**Directive**: Find each line with the string "value" and copy it.

**Material provided**:
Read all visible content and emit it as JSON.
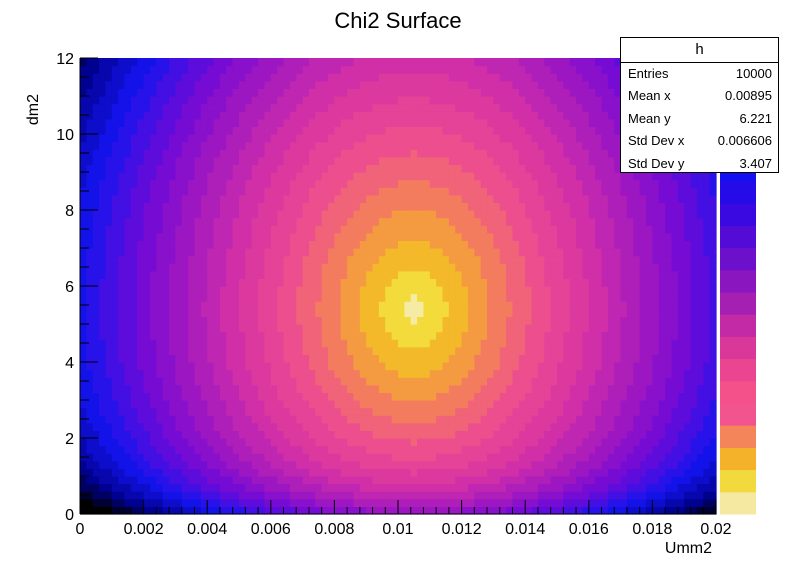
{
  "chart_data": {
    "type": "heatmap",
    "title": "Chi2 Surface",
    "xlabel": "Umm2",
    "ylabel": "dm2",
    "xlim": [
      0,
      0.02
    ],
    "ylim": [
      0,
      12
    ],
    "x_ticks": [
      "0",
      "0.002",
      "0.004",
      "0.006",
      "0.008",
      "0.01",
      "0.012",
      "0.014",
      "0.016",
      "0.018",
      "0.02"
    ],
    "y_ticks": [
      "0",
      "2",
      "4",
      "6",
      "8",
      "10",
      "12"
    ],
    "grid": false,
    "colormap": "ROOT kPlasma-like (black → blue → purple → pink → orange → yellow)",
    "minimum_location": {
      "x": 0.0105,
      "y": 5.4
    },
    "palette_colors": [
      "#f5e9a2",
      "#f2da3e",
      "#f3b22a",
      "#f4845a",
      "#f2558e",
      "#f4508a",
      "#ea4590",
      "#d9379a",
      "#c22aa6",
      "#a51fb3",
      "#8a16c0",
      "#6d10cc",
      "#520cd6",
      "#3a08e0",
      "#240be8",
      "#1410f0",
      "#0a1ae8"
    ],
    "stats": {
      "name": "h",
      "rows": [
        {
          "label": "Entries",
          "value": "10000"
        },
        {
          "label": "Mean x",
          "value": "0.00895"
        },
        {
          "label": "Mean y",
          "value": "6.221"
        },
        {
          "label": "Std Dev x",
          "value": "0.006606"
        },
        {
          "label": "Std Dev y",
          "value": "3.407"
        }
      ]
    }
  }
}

**Response below**:
          "value": "10000"
          "value": "0.00895"
          "value": "6.221"
          "value": "0.006606"
          "value": "3.407"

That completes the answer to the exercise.